# [Set exercise]
Extract every entry word for word.

# [Available records]
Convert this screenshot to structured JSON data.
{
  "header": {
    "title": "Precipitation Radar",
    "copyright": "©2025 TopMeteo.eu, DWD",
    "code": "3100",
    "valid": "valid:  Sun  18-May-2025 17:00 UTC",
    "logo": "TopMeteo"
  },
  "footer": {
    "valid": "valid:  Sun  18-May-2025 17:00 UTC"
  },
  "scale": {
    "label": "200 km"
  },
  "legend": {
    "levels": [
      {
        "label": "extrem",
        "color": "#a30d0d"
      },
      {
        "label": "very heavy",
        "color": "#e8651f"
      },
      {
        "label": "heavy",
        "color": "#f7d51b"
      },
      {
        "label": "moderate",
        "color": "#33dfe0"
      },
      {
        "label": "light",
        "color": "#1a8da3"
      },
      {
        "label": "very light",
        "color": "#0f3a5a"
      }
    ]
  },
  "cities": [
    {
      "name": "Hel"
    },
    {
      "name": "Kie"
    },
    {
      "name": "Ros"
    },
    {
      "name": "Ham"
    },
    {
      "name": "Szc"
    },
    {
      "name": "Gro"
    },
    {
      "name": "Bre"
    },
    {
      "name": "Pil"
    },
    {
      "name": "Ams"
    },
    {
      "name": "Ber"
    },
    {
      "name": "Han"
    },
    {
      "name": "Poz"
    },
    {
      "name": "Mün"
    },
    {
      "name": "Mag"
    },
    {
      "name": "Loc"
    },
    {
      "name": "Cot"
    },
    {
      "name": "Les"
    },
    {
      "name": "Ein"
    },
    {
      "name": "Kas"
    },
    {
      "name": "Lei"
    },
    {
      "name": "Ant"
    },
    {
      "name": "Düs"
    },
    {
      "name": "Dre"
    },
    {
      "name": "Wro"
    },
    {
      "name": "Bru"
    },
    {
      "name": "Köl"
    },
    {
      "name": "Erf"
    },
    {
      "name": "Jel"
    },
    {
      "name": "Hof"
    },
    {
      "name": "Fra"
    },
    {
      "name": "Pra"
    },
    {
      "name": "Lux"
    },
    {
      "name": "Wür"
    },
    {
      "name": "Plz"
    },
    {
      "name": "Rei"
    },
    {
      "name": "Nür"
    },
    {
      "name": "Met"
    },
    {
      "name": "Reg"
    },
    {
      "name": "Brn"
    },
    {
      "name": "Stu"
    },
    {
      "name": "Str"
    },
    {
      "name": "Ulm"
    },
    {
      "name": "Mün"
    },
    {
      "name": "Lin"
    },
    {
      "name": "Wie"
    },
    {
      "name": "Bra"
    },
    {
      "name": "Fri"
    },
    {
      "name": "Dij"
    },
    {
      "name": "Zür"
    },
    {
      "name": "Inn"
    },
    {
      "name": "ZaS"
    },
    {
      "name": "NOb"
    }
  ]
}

# [Task solution]
Convert this screenshot to structured JSON data.
{
  "header": {
    "title": "Precipitation Radar",
    "copyright": "©2025 TopMeteo.eu, DWD",
    "code": "3100",
    "valid": "valid:  Sun  18-May-2025 17:00 UTC",
    "logo": "TopMeteo"
  },
  "footer": {
    "valid": "valid:  Sun  18-May-2025 17:00 UTC"
  },
  "scale": {
    "label": "200 km"
  },
  "legend": {
    "levels": [
      {
        "label": "extrem",
        "color": "#a30d0d"
      },
      {
        "label": "very heavy",
        "color": "#e8651f"
      },
      {
        "label": "heavy",
        "color": "#f7d51b"
      },
      {
        "label": "moderate",
        "color": "#33dfe0"
      },
      {
        "label": "light",
        "color": "#1a8da3"
      },
      {
        "label": "very light",
        "color": "#0f3a5a"
      }
    ]
  },
  "cities": [
    {
      "name": "Hel"
    },
    {
      "name": "Kie"
    },
    {
      "name": "Ros"
    },
    {
      "name": "Ham"
    },
    {
      "name": "Szc"
    },
    {
      "name": "Gro"
    },
    {
      "name": "Bre"
    },
    {
      "name": "Pil"
    },
    {
      "name": "Ams"
    },
    {
      "name": "Ber"
    },
    {
      "name": "Han"
    },
    {
      "name": "Poz"
    },
    {
      "name": "Mün"
    },
    {
      "name": "Mag"
    },
    {
      "name": "Loc"
    },
    {
      "name": "Cot"
    },
    {
      "name": "Les"
    },
    {
      "name": "Ein"
    },
    {
      "name": "Kas"
    },
    {
      "name": "Lei"
    },
    {
      "name": "Ant"
    },
    {
      "name": "Düs"
    },
    {
      "name": "Dre"
    },
    {
      "name": "Wro"
    },
    {
      "name": "Bru"
    },
    {
      "name": "Köl"
    },
    {
      "name": "Erf"
    },
    {
      "name": "Jel"
    },
    {
      "name": "Hof"
    },
    {
      "name": "Fra"
    },
    {
      "name": "Pra"
    },
    {
      "name": "Lux"
    },
    {
      "name": "Wür"
    },
    {
      "name": "Plz"
    },
    {
      "name": "Rei"
    },
    {
      "name": "Nür"
    },
    {
      "name": "Met"
    },
    {
      "name": "Reg"
    },
    {
      "name": "Brn"
    },
    {
      "name": "Stu"
    },
    {
      "name": "Str"
    },
    {
      "name": "Ulm"
    },
    {
      "name": "Mün"
    },
    {
      "name": "Lin"
    },
    {
      "name": "Wie"
    },
    {
      "name": "Bra"
    },
    {
      "name": "Fri"
    },
    {
      "name": "Dij"
    },
    {
      "name": "Zür"
    },
    {
      "name": "Inn"
    },
    {
      "name": "ZaS"
    },
    {
      "name": "NOb"
    }
  ]
}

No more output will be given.